**Material for this exercise**:
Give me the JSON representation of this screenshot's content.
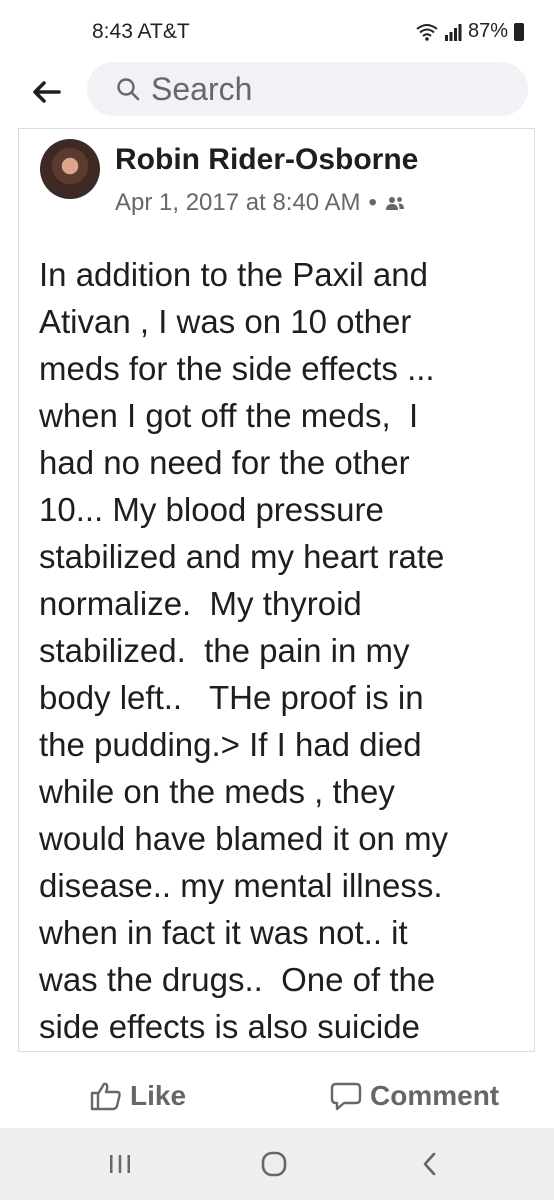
{
  "status_bar": {
    "time_carrier": "8:43 AT&T",
    "battery": "87%",
    "icons": [
      "wifi-icon",
      "signal-icon",
      "battery-icon"
    ]
  },
  "header": {
    "back_icon": "arrow-left-icon",
    "search_placeholder": "Search"
  },
  "post": {
    "author": "Robin Rider-Osborne",
    "timestamp": "Apr 1, 2017 at 8:40 AM",
    "separator": "•",
    "audience_icon": "friends-icon",
    "text_lines": [
      "In addition to the Paxil and",
      "Ativan , I was on 10 other",
      "meds for the side effects ...",
      "when I got off the meds,  I",
      "had no need for the other",
      "10... My blood pressure",
      "stabilized and my heart rate",
      "normalize.  My thyroid",
      "stabilized.  the pain in my",
      "body left..   THe proof is in",
      "the pudding.> If I had died",
      "while on the meds , they",
      "would have blamed it on my",
      "disease.. my mental illness.",
      "when in fact it was not.. it",
      "was the drugs..  One of the",
      "side effects is also suicide"
    ]
  },
  "actions": {
    "like_label": "Like",
    "comment_label": "Comment"
  },
  "nav": {
    "icons": [
      "recent-apps-icon",
      "home-icon",
      "back-icon"
    ]
  },
  "colors": {
    "text": "#1c1e21",
    "secondary": "#65676b",
    "search_bg": "#f0f2f5",
    "nav_bg": "#eeeeee"
  }
}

**Required task**: In the records, locate each line holding the string "meds" and copy it.

**Reply to the exercise**:
      "meds for the side effects ...",
      "when I got off the meds,  I",
      "while on the meds , they",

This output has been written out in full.